### EXERCISE REQUIREMENTS
Copy out all lines where "this" appears.
Start DATASET RECORDS
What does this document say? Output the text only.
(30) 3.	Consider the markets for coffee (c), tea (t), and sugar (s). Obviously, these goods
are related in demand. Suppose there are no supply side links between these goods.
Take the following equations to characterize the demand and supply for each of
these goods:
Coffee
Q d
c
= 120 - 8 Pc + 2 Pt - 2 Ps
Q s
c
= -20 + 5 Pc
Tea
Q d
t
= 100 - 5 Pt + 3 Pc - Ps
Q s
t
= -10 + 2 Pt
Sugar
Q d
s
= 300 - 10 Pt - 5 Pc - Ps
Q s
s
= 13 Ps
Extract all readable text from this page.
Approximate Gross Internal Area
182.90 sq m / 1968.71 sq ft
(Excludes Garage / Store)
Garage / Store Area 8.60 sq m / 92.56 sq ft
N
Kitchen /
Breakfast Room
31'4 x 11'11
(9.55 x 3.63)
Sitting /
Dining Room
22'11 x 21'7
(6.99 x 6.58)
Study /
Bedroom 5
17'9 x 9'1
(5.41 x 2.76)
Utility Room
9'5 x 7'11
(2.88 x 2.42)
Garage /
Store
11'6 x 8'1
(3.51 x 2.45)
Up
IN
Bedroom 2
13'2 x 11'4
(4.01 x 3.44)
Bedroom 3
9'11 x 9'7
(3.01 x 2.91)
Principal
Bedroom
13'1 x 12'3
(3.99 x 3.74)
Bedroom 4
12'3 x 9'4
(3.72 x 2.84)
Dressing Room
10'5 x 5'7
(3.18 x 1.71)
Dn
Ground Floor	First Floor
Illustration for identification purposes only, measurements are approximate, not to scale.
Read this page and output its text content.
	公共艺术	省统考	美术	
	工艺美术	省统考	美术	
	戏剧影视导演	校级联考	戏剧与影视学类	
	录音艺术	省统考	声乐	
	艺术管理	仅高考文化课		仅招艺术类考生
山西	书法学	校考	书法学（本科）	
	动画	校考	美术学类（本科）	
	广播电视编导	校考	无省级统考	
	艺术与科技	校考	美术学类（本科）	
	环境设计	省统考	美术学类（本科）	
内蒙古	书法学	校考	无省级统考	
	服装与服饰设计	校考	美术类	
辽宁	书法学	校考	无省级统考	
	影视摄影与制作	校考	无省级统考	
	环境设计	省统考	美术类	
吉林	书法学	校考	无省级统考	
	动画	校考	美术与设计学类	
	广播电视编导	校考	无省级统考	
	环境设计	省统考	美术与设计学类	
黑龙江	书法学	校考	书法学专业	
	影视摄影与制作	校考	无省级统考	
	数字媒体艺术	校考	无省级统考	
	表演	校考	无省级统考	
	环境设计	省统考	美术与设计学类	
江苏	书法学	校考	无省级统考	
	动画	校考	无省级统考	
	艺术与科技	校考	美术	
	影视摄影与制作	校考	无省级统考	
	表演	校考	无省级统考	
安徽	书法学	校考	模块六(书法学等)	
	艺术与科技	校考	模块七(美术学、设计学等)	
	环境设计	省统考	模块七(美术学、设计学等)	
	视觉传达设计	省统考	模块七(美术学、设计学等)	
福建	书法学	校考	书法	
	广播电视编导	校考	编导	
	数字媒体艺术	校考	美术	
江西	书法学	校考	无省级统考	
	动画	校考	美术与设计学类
End DATASET RECORDS
### REPLY TO THE TASK
What does this document say? Output the text only.
Extract all readable text from this page.
Read this page and output its text content.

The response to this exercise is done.